Transcribe every entry below word for word, but skip the pictures.

[Begin MATERIAL TO PROCESS]

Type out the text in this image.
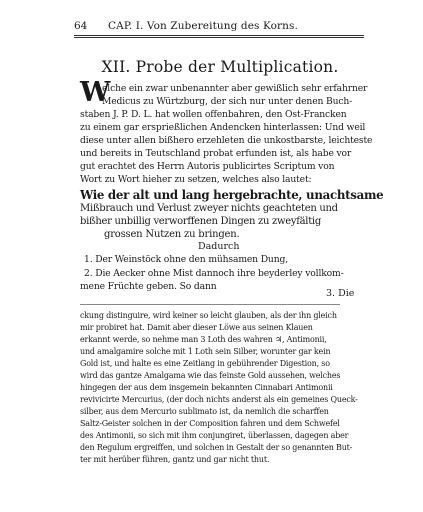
64 CAP. I. Von Zubereitung des Korns.
XII. Probe der Multiplication.
W
elche ein zwar unbenannter aber gewißlich sehr erfahrner
Medicus zu Würtzburg, der sich nur unter denen Buch-
staben J. P. D. L. hat wollen offenbahren, den Ost-Francken
zu einem gar ersprießlichen Andencken hinterlassen: Und weil
diese unter allen bißhero erzehleten die unkostbarste, leichteste
und bereits in Teutschland probat erfunden ist, als habe vor
gut erachtet des Herrn Autoris publicirtes Scriptum von
Wort zu Wort hieher zu setzen, welches also lautet:
Wie der alt und lang hergebrachte, unachtsame
Mißbrauch und Verlust zweyer nichts geachteten und
bißher unbillig verworffenen Dingen zu zweyfältig
grossen Nutzen zu bringen.
Dadurch
1. Der Weinstöck ohne den mühsamen Dung,
2. Die Aecker ohne Mist dannoch ihre beyderley vollkom-
mene Früchte geben. So dann
3. Die
ckung distinguire, wird keiner so leicht glauben, als der ihn gleich
mir probiret hat. Damit aber dieser Löwe aus seinen Klauen
erkannt werde, so nehme man 3 Loth des wahren ♃, Antimonii,
und amalgamire solche mit 1 Loth sein Silber, worunter gar kein
Gold ist, und halte es eine Zeitlang in gebührender Digestion, so
wird das gantze Amalgama wie das feinste Gold aussehen, welches
hingegen der aus dem insgemein bekannten Cinnabari Antimonii
revivicirte Mercurius, (der doch nichts anderst als ein gemeines Queck-
silber, aus dem Mercurio sublimato ist, da nemlich die scharffen
Saltz-Geister solchen in der Composition fahren und dem Schwefel
des Antimonii, so sich mit ihm conjungiret, überlassen, dagegen aber
den Regulum ergreiffen, und solchen in Gestalt der so genannten But-
ter mit herüber führen, gantz und gar nicht thut.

[End MATERIAL TO PROCESS]

• **SOLUTION BELOW**
Type out the text in this image.
64 CAP. I. Von Zubereitung des Korns.
XII. Probe der Multiplication.
W
elche ein zwar unbenannter aber gewißlich sehr erfahrner
Medicus zu Würtzburg, der sich nur unter denen Buch-
staben J. P. D. L. hat wollen offenbahren, den Ost-Francken
zu einem gar ersprießlichen Andencken hinterlassen: Und weil
diese unter allen bißhero erzehleten die unkostbarste, leichteste
und bereits in Teutschland probat erfunden ist, als habe vor
gut erachtet des Herrn Autoris publicirtes Scriptum von
Wort zu Wort hieher zu setzen, welches also lautet:
Wie der alt und lang hergebrachte, unachtsame
Mißbrauch und Verlust zweyer nichts geachteten und
bißher unbillig verworffenen Dingen zu zweyfältig
grossen Nutzen zu bringen.
Dadurch
1. Der Weinstöck ohne den mühsamen Dung,
2. Die Aecker ohne Mist dannoch ihre beyderley vollkom-
mene Früchte geben. So dann
3. Die
ckung distinguire, wird keiner so leicht glauben, als der ihn gleich
mir probiret hat. Damit aber dieser Löwe aus seinen Klauen
erkannt werde, so nehme man 3 Loth des wahren ♃, Antimonii,
und amalgamire solche mit 1 Loth sein Silber, worunter gar kein
Gold ist, und halte es eine Zeitlang in gebührender Digestion, so
wird das gantze Amalgama wie das feinste Gold aussehen, welches
hingegen der aus dem insgemein bekannten Cinnabari Antimonii
revivicirte Mercurius, (der doch nichts anderst als ein gemeines Queck-
silber, aus dem Mercurio sublimato ist, da nemlich die scharffen
Saltz-Geister solchen in der Composition fahren und dem Schwefel
des Antimonii, so sich mit ihm conjungiret, überlassen, dagegen aber
den Regulum ergreiffen, und solchen in Gestalt der so genannten But-
ter mit herüber führen, gantz und gar nicht thut.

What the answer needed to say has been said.